» **ENTRIES SHOWN**
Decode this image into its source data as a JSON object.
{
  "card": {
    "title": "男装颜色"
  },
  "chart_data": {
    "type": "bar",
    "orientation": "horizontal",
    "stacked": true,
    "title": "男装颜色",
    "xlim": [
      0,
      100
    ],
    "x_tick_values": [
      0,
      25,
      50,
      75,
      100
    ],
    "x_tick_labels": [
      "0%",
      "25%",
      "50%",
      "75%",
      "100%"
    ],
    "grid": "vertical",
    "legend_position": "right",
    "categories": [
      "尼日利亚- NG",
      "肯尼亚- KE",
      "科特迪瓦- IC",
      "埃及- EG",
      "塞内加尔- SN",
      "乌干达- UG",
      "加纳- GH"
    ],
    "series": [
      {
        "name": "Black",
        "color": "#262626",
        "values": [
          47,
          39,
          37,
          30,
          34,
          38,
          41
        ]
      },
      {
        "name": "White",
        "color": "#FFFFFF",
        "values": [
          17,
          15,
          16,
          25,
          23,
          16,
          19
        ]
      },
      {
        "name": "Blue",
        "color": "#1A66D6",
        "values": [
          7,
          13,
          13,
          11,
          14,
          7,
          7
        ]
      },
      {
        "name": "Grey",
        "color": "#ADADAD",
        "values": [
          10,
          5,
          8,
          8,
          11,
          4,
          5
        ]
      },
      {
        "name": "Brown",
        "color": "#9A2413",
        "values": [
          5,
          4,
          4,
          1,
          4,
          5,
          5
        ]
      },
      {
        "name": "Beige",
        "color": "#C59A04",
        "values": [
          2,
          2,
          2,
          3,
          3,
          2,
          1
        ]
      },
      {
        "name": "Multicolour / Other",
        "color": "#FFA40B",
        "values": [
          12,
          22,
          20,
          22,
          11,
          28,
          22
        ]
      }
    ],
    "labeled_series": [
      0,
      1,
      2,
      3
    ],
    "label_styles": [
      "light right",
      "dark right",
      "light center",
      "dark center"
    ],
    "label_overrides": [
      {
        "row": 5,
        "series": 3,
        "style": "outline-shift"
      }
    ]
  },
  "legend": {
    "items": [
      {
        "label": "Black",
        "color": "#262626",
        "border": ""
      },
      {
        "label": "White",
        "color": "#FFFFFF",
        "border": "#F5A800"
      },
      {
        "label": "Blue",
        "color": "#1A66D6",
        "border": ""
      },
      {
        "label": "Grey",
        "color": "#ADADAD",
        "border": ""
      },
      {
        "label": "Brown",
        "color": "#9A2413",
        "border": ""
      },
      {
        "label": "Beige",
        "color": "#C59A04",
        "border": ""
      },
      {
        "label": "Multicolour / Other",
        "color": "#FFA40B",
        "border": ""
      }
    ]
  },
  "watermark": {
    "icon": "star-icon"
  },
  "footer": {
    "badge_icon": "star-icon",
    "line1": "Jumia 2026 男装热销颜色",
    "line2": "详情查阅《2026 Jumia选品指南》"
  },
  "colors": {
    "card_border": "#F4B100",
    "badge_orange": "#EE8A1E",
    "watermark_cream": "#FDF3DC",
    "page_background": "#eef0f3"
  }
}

» **YOUR INSTRUCTIONS**
Output the listing above word for word.

» **TASK RESULT**
Decode this image into its source data as a JSON object.
{
  "card": {
    "title": "男装颜色"
  },
  "chart_data": {
    "type": "bar",
    "orientation": "horizontal",
    "stacked": true,
    "title": "男装颜色",
    "xlim": [
      0,
      100
    ],
    "x_tick_values": [
      0,
      25,
      50,
      75,
      100
    ],
    "x_tick_labels": [
      "0%",
      "25%",
      "50%",
      "75%",
      "100%"
    ],
    "grid": "vertical",
    "legend_position": "right",
    "categories": [
      "尼日利亚- NG",
      "肯尼亚- KE",
      "科特迪瓦- IC",
      "埃及- EG",
      "塞内加尔- SN",
      "乌干达- UG",
      "加纳- GH"
    ],
    "series": [
      {
        "name": "Black",
        "color": "#262626",
        "values": [
          47,
          39,
          37,
          30,
          34,
          38,
          41
        ]
      },
      {
        "name": "White",
        "color": "#FFFFFF",
        "values": [
          17,
          15,
          16,
          25,
          23,
          16,
          19
        ]
      },
      {
        "name": "Blue",
        "color": "#1A66D6",
        "values": [
          7,
          13,
          13,
          11,
          14,
          7,
          7
        ]
      },
      {
        "name": "Grey",
        "color": "#ADADAD",
        "values": [
          10,
          5,
          8,
          8,
          11,
          4,
          5
        ]
      },
      {
        "name": "Brown",
        "color": "#9A2413",
        "values": [
          5,
          4,
          4,
          1,
          4,
          5,
          5
        ]
      },
      {
        "name": "Beige",
        "color": "#C59A04",
        "values": [
          2,
          2,
          2,
          3,
          3,
          2,
          1
        ]
      },
      {
        "name": "Multicolour / Other",
        "color": "#FFA40B",
        "values": [
          12,
          22,
          20,
          22,
          11,
          28,
          22
        ]
      }
    ],
    "labeled_series": [
      0,
      1,
      2,
      3
    ],
    "label_styles": [
      "light right",
      "dark right",
      "light center",
      "dark center"
    ],
    "label_overrides": [
      {
        "row": 5,
        "series": 3,
        "style": "outline-shift"
      }
    ]
  },
  "legend": {
    "items": [
      {
        "label": "Black",
        "color": "#262626",
        "border": ""
      },
      {
        "label": "White",
        "color": "#FFFFFF",
        "border": "#F5A800"
      },
      {
        "label": "Blue",
        "color": "#1A66D6",
        "border": ""
      },
      {
        "label": "Grey",
        "color": "#ADADAD",
        "border": ""
      },
      {
        "label": "Brown",
        "color": "#9A2413",
        "border": ""
      },
      {
        "label": "Beige",
        "color": "#C59A04",
        "border": ""
      },
      {
        "label": "Multicolour / Other",
        "color": "#FFA40B",
        "border": ""
      }
    ]
  },
  "watermark": {
    "icon": "star-icon"
  },
  "footer": {
    "badge_icon": "star-icon",
    "line1": "Jumia 2026 男装热销颜色",
    "line2": "详情查阅《2026 Jumia选品指南》"
  },
  "colors": {
    "card_border": "#F4B100",
    "badge_orange": "#EE8A1E",
    "watermark_cream": "#FDF3DC",
    "page_background": "#eef0f3"
  }
}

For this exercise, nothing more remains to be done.